Dataset listings of figures:
-----
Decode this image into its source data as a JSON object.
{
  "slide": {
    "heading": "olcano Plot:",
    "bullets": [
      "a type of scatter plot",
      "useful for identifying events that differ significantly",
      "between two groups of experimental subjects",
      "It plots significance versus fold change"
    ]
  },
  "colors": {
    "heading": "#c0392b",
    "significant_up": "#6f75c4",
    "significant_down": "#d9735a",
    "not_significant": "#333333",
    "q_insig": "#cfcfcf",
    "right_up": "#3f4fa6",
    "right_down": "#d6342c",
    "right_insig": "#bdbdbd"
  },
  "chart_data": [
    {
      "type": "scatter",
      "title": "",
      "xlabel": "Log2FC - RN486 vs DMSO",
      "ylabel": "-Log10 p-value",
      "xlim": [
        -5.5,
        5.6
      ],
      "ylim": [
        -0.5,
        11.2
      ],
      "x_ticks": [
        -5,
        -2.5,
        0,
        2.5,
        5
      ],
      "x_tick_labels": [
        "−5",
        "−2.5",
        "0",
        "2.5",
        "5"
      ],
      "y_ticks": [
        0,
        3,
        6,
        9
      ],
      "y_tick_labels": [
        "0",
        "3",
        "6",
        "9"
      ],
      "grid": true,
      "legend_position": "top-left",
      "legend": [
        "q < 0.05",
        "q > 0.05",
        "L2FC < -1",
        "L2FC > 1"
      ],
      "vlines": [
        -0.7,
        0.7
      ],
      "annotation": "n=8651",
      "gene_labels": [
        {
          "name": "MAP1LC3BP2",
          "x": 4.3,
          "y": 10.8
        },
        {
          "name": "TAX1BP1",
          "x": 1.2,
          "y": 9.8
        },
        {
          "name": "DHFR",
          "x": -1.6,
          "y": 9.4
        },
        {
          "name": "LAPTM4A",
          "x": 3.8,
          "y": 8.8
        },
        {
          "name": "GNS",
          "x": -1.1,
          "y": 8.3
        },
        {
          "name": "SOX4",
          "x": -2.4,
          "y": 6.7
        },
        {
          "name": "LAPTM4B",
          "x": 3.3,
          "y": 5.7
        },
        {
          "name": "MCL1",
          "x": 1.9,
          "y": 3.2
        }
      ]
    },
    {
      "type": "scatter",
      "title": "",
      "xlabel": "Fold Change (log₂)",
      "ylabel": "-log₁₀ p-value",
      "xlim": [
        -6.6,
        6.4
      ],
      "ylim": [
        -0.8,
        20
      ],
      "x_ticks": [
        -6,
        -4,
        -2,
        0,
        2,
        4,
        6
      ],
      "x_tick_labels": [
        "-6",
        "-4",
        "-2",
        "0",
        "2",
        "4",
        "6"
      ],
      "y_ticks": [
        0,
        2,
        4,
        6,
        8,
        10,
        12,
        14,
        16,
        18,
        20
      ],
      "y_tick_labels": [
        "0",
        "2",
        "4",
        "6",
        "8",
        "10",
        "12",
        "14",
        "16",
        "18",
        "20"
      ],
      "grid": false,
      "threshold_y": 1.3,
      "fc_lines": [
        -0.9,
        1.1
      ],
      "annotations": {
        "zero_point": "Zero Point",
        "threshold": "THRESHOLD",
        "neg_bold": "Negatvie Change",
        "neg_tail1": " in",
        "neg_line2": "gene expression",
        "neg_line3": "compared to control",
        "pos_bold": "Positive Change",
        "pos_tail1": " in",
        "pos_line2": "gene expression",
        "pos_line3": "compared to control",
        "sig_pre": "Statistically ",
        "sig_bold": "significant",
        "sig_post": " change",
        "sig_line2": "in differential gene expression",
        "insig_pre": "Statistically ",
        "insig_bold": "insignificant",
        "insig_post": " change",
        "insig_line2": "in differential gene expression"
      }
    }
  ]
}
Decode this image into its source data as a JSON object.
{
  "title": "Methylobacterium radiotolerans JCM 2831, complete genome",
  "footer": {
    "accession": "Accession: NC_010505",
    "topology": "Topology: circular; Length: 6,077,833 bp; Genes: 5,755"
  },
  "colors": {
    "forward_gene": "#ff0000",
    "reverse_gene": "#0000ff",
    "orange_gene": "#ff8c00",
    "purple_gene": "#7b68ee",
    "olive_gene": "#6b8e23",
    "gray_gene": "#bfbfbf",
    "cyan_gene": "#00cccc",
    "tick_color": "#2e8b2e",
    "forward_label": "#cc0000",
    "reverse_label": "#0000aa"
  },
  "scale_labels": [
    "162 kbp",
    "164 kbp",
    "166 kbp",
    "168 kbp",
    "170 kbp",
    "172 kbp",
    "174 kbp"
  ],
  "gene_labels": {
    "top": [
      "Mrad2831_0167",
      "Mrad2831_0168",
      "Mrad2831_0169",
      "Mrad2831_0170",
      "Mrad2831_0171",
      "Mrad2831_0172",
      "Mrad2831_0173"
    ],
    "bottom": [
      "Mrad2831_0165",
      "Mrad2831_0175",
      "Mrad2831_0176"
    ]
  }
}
-----
Output the records exactly.

§ **The completed task**
Decode this image into its source data as a JSON object.
{
  "slide": {
    "heading": "olcano Plot:",
    "bullets": [
      "a type of scatter plot",
      "useful for identifying events that differ significantly",
      "between two groups of experimental subjects",
      "It plots significance versus fold change"
    ]
  },
  "colors": {
    "heading": "#c0392b",
    "significant_up": "#6f75c4",
    "significant_down": "#d9735a",
    "not_significant": "#333333",
    "q_insig": "#cfcfcf",
    "right_up": "#3f4fa6",
    "right_down": "#d6342c",
    "right_insig": "#bdbdbd"
  },
  "chart_data": [
    {
      "type": "scatter",
      "title": "",
      "xlabel": "Log2FC - RN486 vs DMSO",
      "ylabel": "-Log10 p-value",
      "xlim": [
        -5.5,
        5.6
      ],
      "ylim": [
        -0.5,
        11.2
      ],
      "x_ticks": [
        -5,
        -2.5,
        0,
        2.5,
        5
      ],
      "x_tick_labels": [
        "−5",
        "−2.5",
        "0",
        "2.5",
        "5"
      ],
      "y_ticks": [
        0,
        3,
        6,
        9
      ],
      "y_tick_labels": [
        "0",
        "3",
        "6",
        "9"
      ],
      "grid": true,
      "legend_position": "top-left",
      "legend": [
        "q < 0.05",
        "q > 0.05",
        "L2FC < -1",
        "L2FC > 1"
      ],
      "vlines": [
        -0.7,
        0.7
      ],
      "annotation": "n=8651",
      "gene_labels": [
        {
          "name": "MAP1LC3BP2",
          "x": 4.3,
          "y": 10.8
        },
        {
          "name": "TAX1BP1",
          "x": 1.2,
          "y": 9.8
        },
        {
          "name": "DHFR",
          "x": -1.6,
          "y": 9.4
        },
        {
          "name": "LAPTM4A",
          "x": 3.8,
          "y": 8.8
        },
        {
          "name": "GNS",
          "x": -1.1,
          "y": 8.3
        },
        {
          "name": "SOX4",
          "x": -2.4,
          "y": 6.7
        },
        {
          "name": "LAPTM4B",
          "x": 3.3,
          "y": 5.7
        },
        {
          "name": "MCL1",
          "x": 1.9,
          "y": 3.2
        }
      ]
    },
    {
      "type": "scatter",
      "title": "",
      "xlabel": "Fold Change (log₂)",
      "ylabel": "-log₁₀ p-value",
      "xlim": [
        -6.6,
        6.4
      ],
      "ylim": [
        -0.8,
        20
      ],
      "x_ticks": [
        -6,
        -4,
        -2,
        0,
        2,
        4,
        6
      ],
      "x_tick_labels": [
        "-6",
        "-4",
        "-2",
        "0",
        "2",
        "4",
        "6"
      ],
      "y_ticks": [
        0,
        2,
        4,
        6,
        8,
        10,
        12,
        14,
        16,
        18,
        20
      ],
      "y_tick_labels": [
        "0",
        "2",
        "4",
        "6",
        "8",
        "10",
        "12",
        "14",
        "16",
        "18",
        "20"
      ],
      "grid": false,
      "threshold_y": 1.3,
      "fc_lines": [
        -0.9,
        1.1
      ],
      "annotations": {
        "zero_point": "Zero Point",
        "threshold": "THRESHOLD",
        "neg_bold": "Negatvie Change",
        "neg_tail1": " in",
        "neg_line2": "gene expression",
        "neg_line3": "compared to control",
        "pos_bold": "Positive Change",
        "pos_tail1": " in",
        "pos_line2": "gene expression",
        "pos_line3": "compared to control",
        "sig_pre": "Statistically ",
        "sig_bold": "significant",
        "sig_post": " change",
        "sig_line2": "in differential gene expression",
        "insig_pre": "Statistically ",
        "insig_bold": "insignificant",
        "insig_post": " change",
        "insig_line2": "in differential gene expression"
      }
    }
  ]
}
Decode this image into its source data as a JSON object.
{
  "title": "Methylobacterium radiotolerans JCM 2831, complete genome",
  "footer": {
    "accession": "Accession: NC_010505",
    "topology": "Topology: circular; Length: 6,077,833 bp; Genes: 5,755"
  },
  "colors": {
    "forward_gene": "#ff0000",
    "reverse_gene": "#0000ff",
    "orange_gene": "#ff8c00",
    "purple_gene": "#7b68ee",
    "olive_gene": "#6b8e23",
    "gray_gene": "#bfbfbf",
    "cyan_gene": "#00cccc",
    "tick_color": "#2e8b2e",
    "forward_label": "#cc0000",
    "reverse_label": "#0000aa"
  },
  "scale_labels": [
    "162 kbp",
    "164 kbp",
    "166 kbp",
    "168 kbp",
    "170 kbp",
    "172 kbp",
    "174 kbp"
  ],
  "gene_labels": {
    "top": [
      "Mrad2831_0167",
      "Mrad2831_0168",
      "Mrad2831_0169",
      "Mrad2831_0170",
      "Mrad2831_0171",
      "Mrad2831_0172",
      "Mrad2831_0173"
    ],
    "bottom": [
      "Mrad2831_0165",
      "Mrad2831_0175",
      "Mrad2831_0176"
    ]
  }
}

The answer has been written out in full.